-------- TASK INPUTS

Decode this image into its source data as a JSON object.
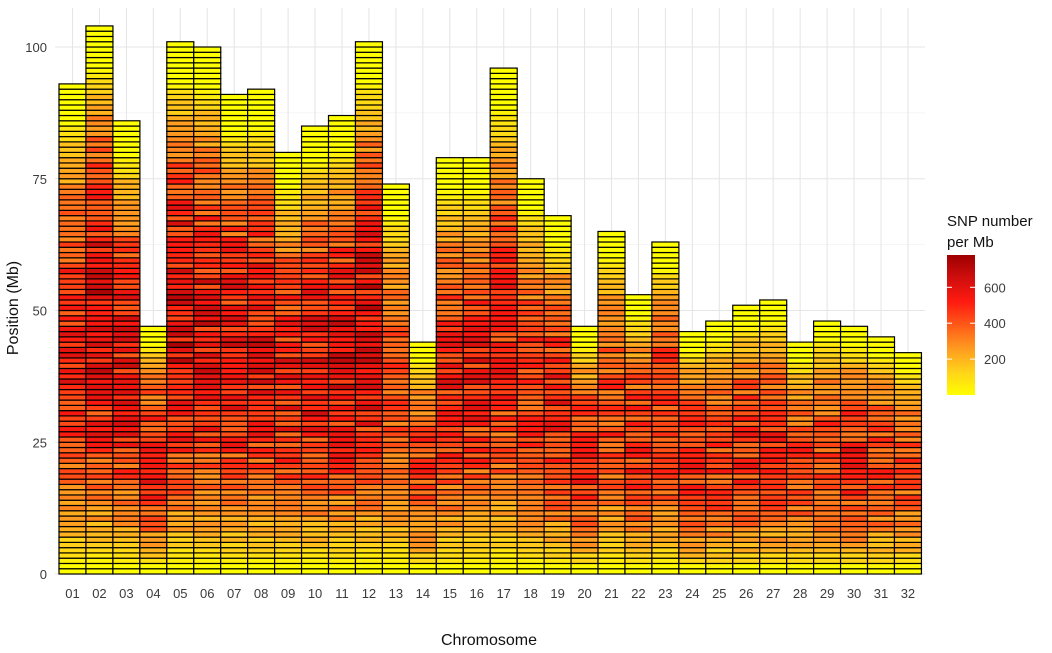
{
  "chart_data": {
    "type": "heatmap",
    "subtype": "chromosome density map",
    "title": "",
    "xlabel": "Chromosome",
    "ylabel": "Position (Mb)",
    "ylim": [
      0,
      105
    ],
    "y_ticks": [
      0,
      25,
      50,
      75,
      100
    ],
    "grid": true,
    "bin_size_mb": 1,
    "categories": [
      "01",
      "02",
      "03",
      "04",
      "05",
      "06",
      "07",
      "08",
      "09",
      "10",
      "11",
      "12",
      "13",
      "14",
      "15",
      "16",
      "17",
      "18",
      "19",
      "20",
      "21",
      "22",
      "23",
      "24",
      "25",
      "26",
      "27",
      "28",
      "29",
      "30",
      "31",
      "32"
    ],
    "chromosome_length_mb": [
      93,
      104,
      86,
      47,
      101,
      100,
      91,
      92,
      80,
      85,
      87,
      101,
      74,
      44,
      79,
      79,
      96,
      75,
      68,
      47,
      65,
      53,
      63,
      46,
      48,
      51,
      52,
      44,
      48,
      47,
      45,
      42
    ],
    "density_profile_maxima_snp_per_mb": [
      650,
      760,
      700,
      650,
      780,
      720,
      700,
      700,
      680,
      700,
      720,
      760,
      520,
      580,
      650,
      650,
      640,
      600,
      660,
      620,
      560,
      620,
      620,
      640,
      600,
      620,
      620,
      560,
      560,
      620,
      560,
      520
    ],
    "legend": {
      "title": "SNP number\nper Mb",
      "title_lines": [
        "SNP number",
        "per Mb"
      ],
      "position": "right",
      "min": 0,
      "max": 780,
      "ticks": [
        200,
        400,
        600
      ],
      "tick_labels": [
        "200",
        "400",
        "600"
      ],
      "colors": [
        "#ffff00",
        "#ffd21a",
        "#ff9a20",
        "#ff5a18",
        "#ff1a10",
        "#d10e0e",
        "#9e0000"
      ]
    }
  }
}
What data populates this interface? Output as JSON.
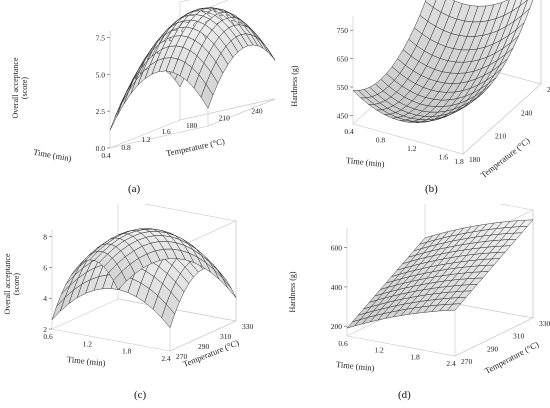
{
  "chart_data": [
    {
      "type": "surface",
      "panel_label": "(a)",
      "xlabel": "Time (min)",
      "ylabel": "Temperature (°C)",
      "zlabel": "Overall acceptance (score)",
      "x_ticks": [
        "0.4",
        "0.8",
        "1.2",
        "1.6"
      ],
      "y_ticks": [
        "180",
        "210",
        "240",
        "270"
      ],
      "z_ticks": [
        "0.0",
        "2.5",
        "5.0",
        "7.5"
      ],
      "xlim": [
        0.4,
        1.8
      ],
      "ylim": [
        180,
        270
      ],
      "zlim": [
        0,
        8
      ],
      "shape": "dome",
      "z_peak": 7.6,
      "z_min": 1.2
    },
    {
      "type": "surface",
      "panel_label": "(b)",
      "xlabel": "Time (min)",
      "ylabel": "Temperature (°C)",
      "zlabel": "Hardness (g)",
      "x_ticks": [
        "0.4",
        "0.8",
        "1.2",
        "1.6",
        "1.8"
      ],
      "y_ticks": [
        "180",
        "210",
        "240",
        "270"
      ],
      "z_ticks": [
        "450",
        "550",
        "650",
        "750"
      ],
      "xlim": [
        0.4,
        1.8
      ],
      "ylim": [
        180,
        270
      ],
      "zlim": [
        420,
        800
      ],
      "shape": "bowl",
      "z_peak": 800,
      "z_min": 440
    },
    {
      "type": "surface",
      "panel_label": "(c)",
      "xlabel": "Time (min)",
      "ylabel": "Temperature (°C)",
      "zlabel": "Overall acceptance (score)",
      "x_ticks": [
        "0.6",
        "1.2",
        "1.8",
        "2.4"
      ],
      "y_ticks": [
        "270",
        "290",
        "310",
        "330"
      ],
      "z_ticks": [
        "2",
        "4",
        "6",
        "8"
      ],
      "xlim": [
        0.6,
        2.4
      ],
      "ylim": [
        270,
        330
      ],
      "zlim": [
        2,
        8.5
      ],
      "shape": "dome",
      "z_peak": 8.2,
      "z_min": 2.6
    },
    {
      "type": "surface",
      "panel_label": "(d)",
      "xlabel": "Time (min)",
      "ylabel": "Temperature (°C)",
      "zlabel": "Hardness (g)",
      "x_ticks": [
        "0.6",
        "1.2",
        "1.8",
        "2.4"
      ],
      "y_ticks": [
        "270",
        "290",
        "310",
        "330"
      ],
      "z_ticks": [
        "200",
        "400",
        "600"
      ],
      "xlim": [
        0.6,
        2.4
      ],
      "ylim": [
        270,
        330
      ],
      "zlim": [
        150,
        700
      ],
      "shape": "ramp",
      "z_peak": 650,
      "z_min": 190
    }
  ]
}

----------------

**WHAT IS ASKED**
Return only the number of lines in the preceding records that contain the string "shape".

**RESULT FOR THIS EXERCISE**
4